Update the methods text from "The number of" up to and including "in this study.", replacing "preliminary" with "pilot" throughout.

# SELECTED TEXT
• • • •

Arterial blood (0.3 mL) was drawn before infusion of propranolol (baseline), before commencement of lidocaine infusion, and at the onset of convulsions to determine blood gas tensions and serum electrolyte levels. Before starting lidocaine infusion and at the onset of convulsions, an additional 0.5 mL of blood was obtained to measure the plasma concentrations of propranolol and lidocaine, respectively. Blood was replaced with the same volume of saline and blood sampling did not affect MAP or HR. At the onset of convulsions, blood sampling was immediately followed by IV infusion of thiopental (100 mg/kg) to euthanize the animals. After thoracotomy, the brain was perfused with 40 mL of ice-cold saline via a catheter inserted in the thoracic aorta and removed to determine the concentrations of lidocaine. Blood gas and electrolyte levels were measured immediately after sampling with a blood gas analyzer (ABL4; Radiometer, Copenhagen, Denmark). The remaining blood samples were centrifuged and plasma and brain samples were frozen and kept at –80°C until analysis.

The number of animals per group was determined based on our preliminary experiments. In that study, the convulsive dose of lidocaine was 25 ± 3 mg/kg. We assumed that a 20% increase of the convulsive dose of lidocaine by propranolol would be needed. On the basis of analysis of variance, sample size calculations, and assuming a Type I error protection of 0.05 and a power of 0.80, eight animals were required in each of the groups. The findings of our preliminary study—that more than 30 µg/kg of intracerebroventricular, or more than 3 mg/kg of IV propranolol induced significant respiratory depression during IV infusion of lidocaine—guided our decision regarding the dose of propranolol used in this study.

• • • •

# RECORDS PROVIDED
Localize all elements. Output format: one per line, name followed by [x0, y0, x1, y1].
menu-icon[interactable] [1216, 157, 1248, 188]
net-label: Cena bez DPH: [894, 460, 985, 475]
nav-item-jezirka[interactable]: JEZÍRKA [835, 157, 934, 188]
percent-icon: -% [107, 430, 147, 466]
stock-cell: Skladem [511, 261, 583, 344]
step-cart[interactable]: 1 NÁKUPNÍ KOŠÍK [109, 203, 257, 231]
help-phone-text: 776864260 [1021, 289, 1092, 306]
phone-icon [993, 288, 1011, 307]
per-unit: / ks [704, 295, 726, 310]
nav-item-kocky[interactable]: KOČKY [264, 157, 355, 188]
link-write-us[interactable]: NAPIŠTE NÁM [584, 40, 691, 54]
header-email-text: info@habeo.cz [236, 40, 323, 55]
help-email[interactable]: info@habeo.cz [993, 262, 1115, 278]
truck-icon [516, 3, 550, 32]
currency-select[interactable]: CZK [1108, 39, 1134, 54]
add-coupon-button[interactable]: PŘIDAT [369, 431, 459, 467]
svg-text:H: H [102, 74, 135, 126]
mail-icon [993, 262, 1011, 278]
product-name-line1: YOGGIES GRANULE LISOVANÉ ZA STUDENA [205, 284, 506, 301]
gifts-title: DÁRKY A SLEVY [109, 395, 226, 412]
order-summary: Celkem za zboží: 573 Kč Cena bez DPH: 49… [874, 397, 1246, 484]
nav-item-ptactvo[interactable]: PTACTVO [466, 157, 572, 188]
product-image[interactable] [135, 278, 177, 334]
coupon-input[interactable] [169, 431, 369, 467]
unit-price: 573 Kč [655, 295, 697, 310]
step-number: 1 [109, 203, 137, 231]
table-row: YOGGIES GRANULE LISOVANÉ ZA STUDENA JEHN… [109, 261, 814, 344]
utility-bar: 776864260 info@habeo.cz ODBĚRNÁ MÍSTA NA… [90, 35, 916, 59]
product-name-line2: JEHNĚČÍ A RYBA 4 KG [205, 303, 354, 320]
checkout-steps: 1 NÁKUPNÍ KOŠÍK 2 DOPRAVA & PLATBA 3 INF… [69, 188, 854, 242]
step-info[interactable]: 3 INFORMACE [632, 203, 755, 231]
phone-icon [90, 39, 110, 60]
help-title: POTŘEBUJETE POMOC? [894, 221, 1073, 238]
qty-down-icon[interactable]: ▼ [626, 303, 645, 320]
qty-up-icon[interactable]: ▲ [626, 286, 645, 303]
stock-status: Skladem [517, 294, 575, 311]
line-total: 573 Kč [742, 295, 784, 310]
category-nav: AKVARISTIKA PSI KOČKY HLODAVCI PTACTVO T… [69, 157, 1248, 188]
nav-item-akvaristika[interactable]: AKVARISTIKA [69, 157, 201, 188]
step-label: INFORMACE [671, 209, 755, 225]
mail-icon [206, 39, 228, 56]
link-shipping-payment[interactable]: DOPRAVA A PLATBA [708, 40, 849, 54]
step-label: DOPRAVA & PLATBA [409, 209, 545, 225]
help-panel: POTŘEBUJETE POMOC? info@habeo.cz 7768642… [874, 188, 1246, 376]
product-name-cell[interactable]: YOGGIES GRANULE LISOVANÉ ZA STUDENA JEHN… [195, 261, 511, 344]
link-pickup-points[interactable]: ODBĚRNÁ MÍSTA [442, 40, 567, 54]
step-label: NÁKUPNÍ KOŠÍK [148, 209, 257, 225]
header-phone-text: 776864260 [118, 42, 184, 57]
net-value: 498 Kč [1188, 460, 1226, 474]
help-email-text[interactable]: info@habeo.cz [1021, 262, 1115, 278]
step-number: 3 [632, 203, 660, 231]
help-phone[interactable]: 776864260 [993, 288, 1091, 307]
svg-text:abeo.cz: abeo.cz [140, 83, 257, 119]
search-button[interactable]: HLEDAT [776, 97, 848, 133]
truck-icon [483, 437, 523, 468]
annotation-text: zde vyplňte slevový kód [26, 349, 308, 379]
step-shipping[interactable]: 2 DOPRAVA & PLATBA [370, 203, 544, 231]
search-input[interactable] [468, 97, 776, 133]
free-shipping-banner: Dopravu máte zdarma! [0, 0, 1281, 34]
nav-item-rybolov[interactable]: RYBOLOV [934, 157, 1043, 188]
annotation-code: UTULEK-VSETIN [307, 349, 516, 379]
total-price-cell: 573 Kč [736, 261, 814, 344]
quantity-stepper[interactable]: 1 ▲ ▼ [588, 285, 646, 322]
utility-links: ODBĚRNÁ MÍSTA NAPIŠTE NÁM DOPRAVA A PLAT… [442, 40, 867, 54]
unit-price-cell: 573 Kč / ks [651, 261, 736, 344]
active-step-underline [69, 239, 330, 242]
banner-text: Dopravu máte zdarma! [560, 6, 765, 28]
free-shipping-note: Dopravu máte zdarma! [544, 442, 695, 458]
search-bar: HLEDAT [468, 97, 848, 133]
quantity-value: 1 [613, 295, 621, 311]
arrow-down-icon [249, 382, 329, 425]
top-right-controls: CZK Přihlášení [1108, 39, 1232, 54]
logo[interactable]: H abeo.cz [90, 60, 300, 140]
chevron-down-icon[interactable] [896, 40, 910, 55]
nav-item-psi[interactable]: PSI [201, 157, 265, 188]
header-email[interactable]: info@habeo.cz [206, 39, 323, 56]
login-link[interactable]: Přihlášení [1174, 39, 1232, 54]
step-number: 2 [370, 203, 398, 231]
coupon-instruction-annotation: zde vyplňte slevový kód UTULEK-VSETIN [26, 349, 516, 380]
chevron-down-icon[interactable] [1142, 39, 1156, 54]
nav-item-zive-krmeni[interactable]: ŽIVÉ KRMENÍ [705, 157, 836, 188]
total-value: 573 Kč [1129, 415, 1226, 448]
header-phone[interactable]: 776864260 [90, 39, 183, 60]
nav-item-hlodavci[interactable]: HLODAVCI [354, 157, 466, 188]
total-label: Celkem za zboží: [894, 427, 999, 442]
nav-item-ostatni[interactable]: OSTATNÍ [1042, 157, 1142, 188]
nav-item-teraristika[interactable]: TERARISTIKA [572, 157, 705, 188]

• • • •

# RESPONSE
The number of animals per group was determined based on our pilot experiments. In that study, the convulsive dose of lidocaine was 25 ± 3 mg/kg. We assumed that a 20% increase of the convulsive dose of lidocaine by propranolol would be needed. On the basis of analysis of variance, sample size calculations, and assuming a Type I error protection of 0.05 and a power of 0.80, eight animals were required in each of the groups. The findings of our pilot study—that more than 30 µg/kg of intracerebroventricular, or more than 3 mg/kg of IV propranolol induced significant respiratory depression during IV infusion of lidocaine—guided our decision regarding the dose of propranolol used in this study.